(Saved data entries)
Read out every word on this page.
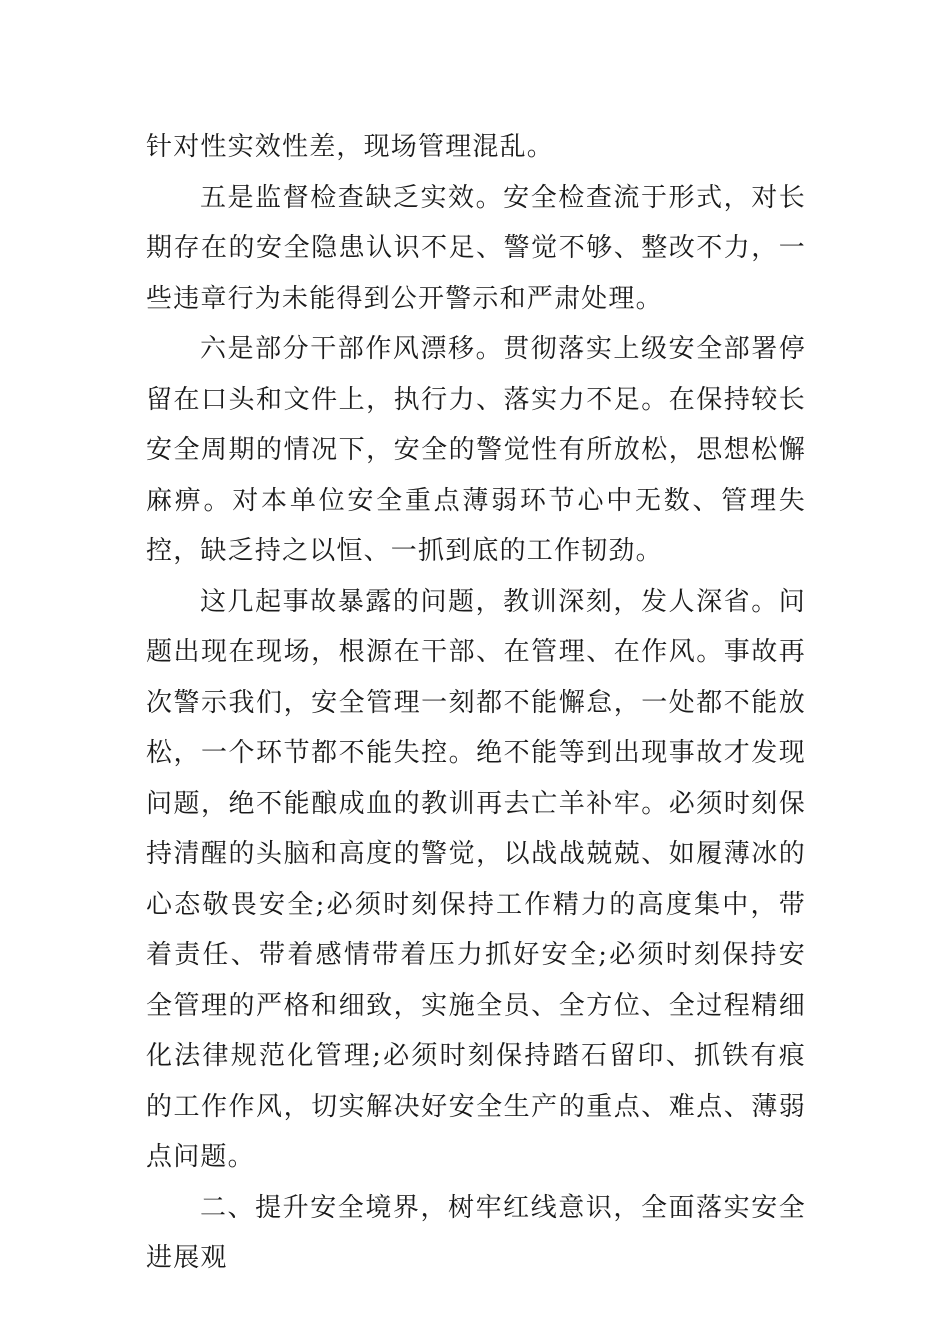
针对性实效性差，现场管理混乱。

五是监督检查缺乏实效。安全检查流于形式，对长期存在的安全隐患认识不足、警觉不够、整改不力，一些违章行为未能得到公开警示和严肃处理。

六是部分干部作风漂移。贯彻落实上级安全部署停留在口头和文件上，执行力、落实力不足。在保持较长安全周期的情况下，安全的警觉性有所放松，思想松懈麻痹。对本单位安全重点薄弱环节心中无数、管理失控，缺乏持之以恒、一抓到底的工作韧劲。

这几起事故暴露的问题，教训深刻，发人深省。问题出现在现场，根源在干部、在管理、在作风。事故再次警示我们，安全管理一刻都不能懈怠，一处都不能放松，一个环节都不能失控。绝不能等到出现事故才发现问题，绝不能酿成血的教训再去亡羊补牢。必须时刻保持清醒的头脑和高度的警觉，以战战兢兢、如履薄冰的心态敬畏安全;必须时刻保持工作精力的高度集中，带着责任、带着感情带着压力抓好安全;必须时刻保持安全管理的严格和细致，实施全员、全方位、全过程精细化法律规范化管理;必须时刻保持踏石留印、抓铁有痕的工作作风，切实解决好安全生产的重点、难点、薄弱点问题。

二、提升安全境界，树牢红线意识，全面落实安全进展观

» **Task objective**:
Reproduce all of the entries word for word, skipping any pictures they hold.

» **Task response**:
Read out every word on this page.
针对性实效性差，现场管理混乱。

五是监督检查缺乏实效。安全检查流于形式，对长期存在的安全隐患认识不足、警觉不够、整改不力，一些违章行为未能得到公开警示和严肃处理。

六是部分干部作风漂移。贯彻落实上级安全部署停留在口头和文件上，执行力、落实力不足。在保持较长安全周期的情况下，安全的警觉性有所放松，思想松懈麻痹。对本单位安全重点薄弱环节心中无数、管理失控，缺乏持之以恒、一抓到底的工作韧劲。

这几起事故暴露的问题，教训深刻，发人深省。问题出现在现场，根源在干部、在管理、在作风。事故再次警示我们，安全管理一刻都不能懈怠，一处都不能放松，一个环节都不能失控。绝不能等到出现事故才发现问题，绝不能酿成血的教训再去亡羊补牢。必须时刻保持清醒的头脑和高度的警觉，以战战兢兢、如履薄冰的心态敬畏安全;必须时刻保持工作精力的高度集中，带着责任、带着感情带着压力抓好安全;必须时刻保持安全管理的严格和细致，实施全员、全方位、全过程精细化法律规范化管理;必须时刻保持踏石留印、抓铁有痕的工作作风，切实解决好安全生产的重点、难点、薄弱点问题。

二、提升安全境界，树牢红线意识，全面落实安全进展观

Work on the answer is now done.